* [RECORD LIST]:
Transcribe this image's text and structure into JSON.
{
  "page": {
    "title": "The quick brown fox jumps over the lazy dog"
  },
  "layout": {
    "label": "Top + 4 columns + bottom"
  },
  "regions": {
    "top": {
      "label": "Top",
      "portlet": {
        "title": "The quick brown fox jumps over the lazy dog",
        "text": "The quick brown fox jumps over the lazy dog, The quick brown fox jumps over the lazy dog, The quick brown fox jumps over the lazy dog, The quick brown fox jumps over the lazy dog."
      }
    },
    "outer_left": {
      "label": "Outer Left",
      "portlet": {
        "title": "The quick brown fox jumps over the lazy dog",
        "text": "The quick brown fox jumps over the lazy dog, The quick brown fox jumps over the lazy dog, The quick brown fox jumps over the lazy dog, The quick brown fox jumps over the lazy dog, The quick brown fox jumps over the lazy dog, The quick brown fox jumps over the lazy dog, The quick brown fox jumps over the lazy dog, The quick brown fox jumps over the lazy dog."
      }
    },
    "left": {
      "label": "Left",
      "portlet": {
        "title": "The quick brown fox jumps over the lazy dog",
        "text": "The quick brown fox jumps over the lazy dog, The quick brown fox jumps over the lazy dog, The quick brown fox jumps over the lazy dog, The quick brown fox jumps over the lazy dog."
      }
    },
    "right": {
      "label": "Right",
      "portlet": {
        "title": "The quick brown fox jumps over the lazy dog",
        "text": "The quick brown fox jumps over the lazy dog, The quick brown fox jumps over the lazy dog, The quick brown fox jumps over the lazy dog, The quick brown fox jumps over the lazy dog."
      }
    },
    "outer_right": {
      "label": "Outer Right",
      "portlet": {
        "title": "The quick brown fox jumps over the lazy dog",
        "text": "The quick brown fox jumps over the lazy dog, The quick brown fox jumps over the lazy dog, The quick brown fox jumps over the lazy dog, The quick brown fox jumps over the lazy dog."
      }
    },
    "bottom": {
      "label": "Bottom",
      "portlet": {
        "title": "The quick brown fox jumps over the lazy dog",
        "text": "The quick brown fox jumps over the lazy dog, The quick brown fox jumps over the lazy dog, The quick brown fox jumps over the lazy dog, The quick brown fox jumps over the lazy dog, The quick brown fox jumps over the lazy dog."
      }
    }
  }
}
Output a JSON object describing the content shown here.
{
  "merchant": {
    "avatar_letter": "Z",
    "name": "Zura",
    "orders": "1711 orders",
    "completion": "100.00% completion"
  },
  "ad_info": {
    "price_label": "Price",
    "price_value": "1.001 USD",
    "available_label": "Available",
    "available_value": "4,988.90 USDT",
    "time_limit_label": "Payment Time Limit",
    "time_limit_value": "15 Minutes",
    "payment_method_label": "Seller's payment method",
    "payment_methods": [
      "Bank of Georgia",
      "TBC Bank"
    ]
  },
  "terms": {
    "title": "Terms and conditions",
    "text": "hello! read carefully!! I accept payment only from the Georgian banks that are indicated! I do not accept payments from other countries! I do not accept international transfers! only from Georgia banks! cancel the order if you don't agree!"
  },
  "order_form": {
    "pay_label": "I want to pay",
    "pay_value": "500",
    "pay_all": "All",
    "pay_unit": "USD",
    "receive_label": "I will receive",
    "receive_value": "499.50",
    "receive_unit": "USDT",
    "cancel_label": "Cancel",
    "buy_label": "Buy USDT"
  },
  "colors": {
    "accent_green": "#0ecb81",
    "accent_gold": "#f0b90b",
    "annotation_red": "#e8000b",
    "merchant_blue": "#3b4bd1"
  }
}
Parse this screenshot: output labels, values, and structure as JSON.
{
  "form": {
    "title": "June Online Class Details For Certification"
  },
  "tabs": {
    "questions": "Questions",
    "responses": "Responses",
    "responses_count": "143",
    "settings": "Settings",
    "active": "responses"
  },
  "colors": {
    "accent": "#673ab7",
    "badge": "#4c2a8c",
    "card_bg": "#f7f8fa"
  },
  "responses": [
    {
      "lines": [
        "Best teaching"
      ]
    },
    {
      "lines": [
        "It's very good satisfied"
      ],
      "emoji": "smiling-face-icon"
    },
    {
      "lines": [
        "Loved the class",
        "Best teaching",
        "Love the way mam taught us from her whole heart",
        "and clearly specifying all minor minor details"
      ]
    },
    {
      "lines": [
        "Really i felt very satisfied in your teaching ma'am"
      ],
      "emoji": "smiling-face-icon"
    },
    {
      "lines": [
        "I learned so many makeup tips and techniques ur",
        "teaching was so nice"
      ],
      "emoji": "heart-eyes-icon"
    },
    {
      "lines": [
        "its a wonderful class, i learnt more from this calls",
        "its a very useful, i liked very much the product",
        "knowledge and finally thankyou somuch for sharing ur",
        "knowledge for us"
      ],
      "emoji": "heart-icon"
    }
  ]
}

* [INSTRUCTIONS FOR THE TASK]: Extract, word for word, each line of the listing above.

* [OUTPUT BELOW]:
Transcribe this image's text and structure into JSON.
{
  "page": {
    "title": "The quick brown fox jumps over the lazy dog"
  },
  "layout": {
    "label": "Top + 4 columns + bottom"
  },
  "regions": {
    "top": {
      "label": "Top",
      "portlet": {
        "title": "The quick brown fox jumps over the lazy dog",
        "text": "The quick brown fox jumps over the lazy dog, The quick brown fox jumps over the lazy dog, The quick brown fox jumps over the lazy dog, The quick brown fox jumps over the lazy dog."
      }
    },
    "outer_left": {
      "label": "Outer Left",
      "portlet": {
        "title": "The quick brown fox jumps over the lazy dog",
        "text": "The quick brown fox jumps over the lazy dog, The quick brown fox jumps over the lazy dog, The quick brown fox jumps over the lazy dog, The quick brown fox jumps over the lazy dog, The quick brown fox jumps over the lazy dog, The quick brown fox jumps over the lazy dog, The quick brown fox jumps over the lazy dog, The quick brown fox jumps over the lazy dog."
      }
    },
    "left": {
      "label": "Left",
      "portlet": {
        "title": "The quick brown fox jumps over the lazy dog",
        "text": "The quick brown fox jumps over the lazy dog, The quick brown fox jumps over the lazy dog, The quick brown fox jumps over the lazy dog, The quick brown fox jumps over the lazy dog."
      }
    },
    "right": {
      "label": "Right",
      "portlet": {
        "title": "The quick brown fox jumps over the lazy dog",
        "text": "The quick brown fox jumps over the lazy dog, The quick brown fox jumps over the lazy dog, The quick brown fox jumps over the lazy dog, The quick brown fox jumps over the lazy dog."
      }
    },
    "outer_right": {
      "label": "Outer Right",
      "portlet": {
        "title": "The quick brown fox jumps over the lazy dog",
        "text": "The quick brown fox jumps over the lazy dog, The quick brown fox jumps over the lazy dog, The quick brown fox jumps over the lazy dog, The quick brown fox jumps over the lazy dog."
      }
    },
    "bottom": {
      "label": "Bottom",
      "portlet": {
        "title": "The quick brown fox jumps over the lazy dog",
        "text": "The quick brown fox jumps over the lazy dog, The quick brown fox jumps over the lazy dog, The quick brown fox jumps over the lazy dog, The quick brown fox jumps over the lazy dog, The quick brown fox jumps over the lazy dog."
      }
    }
  }
}
Output a JSON object describing the content shown here.
{
  "merchant": {
    "avatar_letter": "Z",
    "name": "Zura",
    "orders": "1711 orders",
    "completion": "100.00% completion"
  },
  "ad_info": {
    "price_label": "Price",
    "price_value": "1.001 USD",
    "available_label": "Available",
    "available_value": "4,988.90 USDT",
    "time_limit_label": "Payment Time Limit",
    "time_limit_value": "15 Minutes",
    "payment_method_label": "Seller's payment method",
    "payment_methods": [
      "Bank of Georgia",
      "TBC Bank"
    ]
  },
  "terms": {
    "title": "Terms and conditions",
    "text": "hello! read carefully!! I accept payment only from the Georgian banks that are indicated! I do not accept payments from other countries! I do not accept international transfers! only from Georgia banks! cancel the order if you don't agree!"
  },
  "order_form": {
    "pay_label": "I want to pay",
    "pay_value": "500",
    "pay_all": "All",
    "pay_unit": "USD",
    "receive_label": "I will receive",
    "receive_value": "499.50",
    "receive_unit": "USDT",
    "cancel_label": "Cancel",
    "buy_label": "Buy USDT"
  },
  "colors": {
    "accent_green": "#0ecb81",
    "accent_gold": "#f0b90b",
    "annotation_red": "#e8000b",
    "merchant_blue": "#3b4bd1"
  }
}
Parse this screenshot: output labels, values, and structure as JSON.
{
  "form": {
    "title": "June Online Class Details For Certification"
  },
  "tabs": {
    "questions": "Questions",
    "responses": "Responses",
    "responses_count": "143",
    "settings": "Settings",
    "active": "responses"
  },
  "colors": {
    "accent": "#673ab7",
    "badge": "#4c2a8c",
    "card_bg": "#f7f8fa"
  },
  "responses": [
    {
      "lines": [
        "Best teaching"
      ]
    },
    {
      "lines": [
        "It's very good satisfied"
      ],
      "emoji": "smiling-face-icon"
    },
    {
      "lines": [
        "Loved the class",
        "Best teaching",
        "Love the way mam taught us from her whole heart",
        "and clearly specifying all minor minor details"
      ]
    },
    {
      "lines": [
        "Really i felt very satisfied in your teaching ma'am"
      ],
      "emoji": "smiling-face-icon"
    },
    {
      "lines": [
        "I learned so many makeup tips and techniques ur",
        "teaching was so nice"
      ],
      "emoji": "heart-eyes-icon"
    },
    {
      "lines": [
        "its a wonderful class, i learnt more from this calls",
        "its a very useful, i liked very much the product",
        "knowledge and finally thankyou somuch for sharing ur",
        "knowledge for us"
      ],
      "emoji": "heart-icon"
    }
  ]
}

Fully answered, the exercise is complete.